What needs to be done: Work out how many lines in the entries contain the string "Lambda", and give nothing but that number.

[Entries with figure data]

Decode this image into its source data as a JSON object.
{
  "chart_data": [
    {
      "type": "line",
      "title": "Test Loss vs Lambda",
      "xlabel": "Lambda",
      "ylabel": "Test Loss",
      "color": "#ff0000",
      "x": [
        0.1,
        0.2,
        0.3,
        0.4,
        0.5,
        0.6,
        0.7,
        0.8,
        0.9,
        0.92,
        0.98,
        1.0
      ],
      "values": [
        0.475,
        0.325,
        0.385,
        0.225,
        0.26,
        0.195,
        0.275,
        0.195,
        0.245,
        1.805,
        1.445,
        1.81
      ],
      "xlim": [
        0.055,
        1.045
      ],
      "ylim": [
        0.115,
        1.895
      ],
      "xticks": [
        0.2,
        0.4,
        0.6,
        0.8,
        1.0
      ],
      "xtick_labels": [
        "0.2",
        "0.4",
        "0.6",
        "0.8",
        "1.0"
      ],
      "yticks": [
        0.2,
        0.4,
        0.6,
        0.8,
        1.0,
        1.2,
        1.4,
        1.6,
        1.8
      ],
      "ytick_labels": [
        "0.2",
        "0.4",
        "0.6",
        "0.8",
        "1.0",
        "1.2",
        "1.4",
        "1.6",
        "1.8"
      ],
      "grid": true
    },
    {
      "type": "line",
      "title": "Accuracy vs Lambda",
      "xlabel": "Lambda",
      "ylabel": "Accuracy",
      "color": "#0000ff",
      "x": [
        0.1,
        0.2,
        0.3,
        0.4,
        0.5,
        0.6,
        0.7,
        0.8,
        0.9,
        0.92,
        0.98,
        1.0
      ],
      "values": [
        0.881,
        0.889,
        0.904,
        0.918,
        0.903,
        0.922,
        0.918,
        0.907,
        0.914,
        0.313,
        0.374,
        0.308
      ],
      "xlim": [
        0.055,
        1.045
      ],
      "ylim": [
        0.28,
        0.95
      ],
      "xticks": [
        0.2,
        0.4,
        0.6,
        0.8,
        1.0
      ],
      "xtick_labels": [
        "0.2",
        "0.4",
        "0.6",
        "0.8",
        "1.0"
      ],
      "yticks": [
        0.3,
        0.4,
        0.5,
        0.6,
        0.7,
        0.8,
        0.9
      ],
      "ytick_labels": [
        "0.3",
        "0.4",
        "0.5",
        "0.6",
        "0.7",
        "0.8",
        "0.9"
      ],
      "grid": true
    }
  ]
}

Exercise output: 4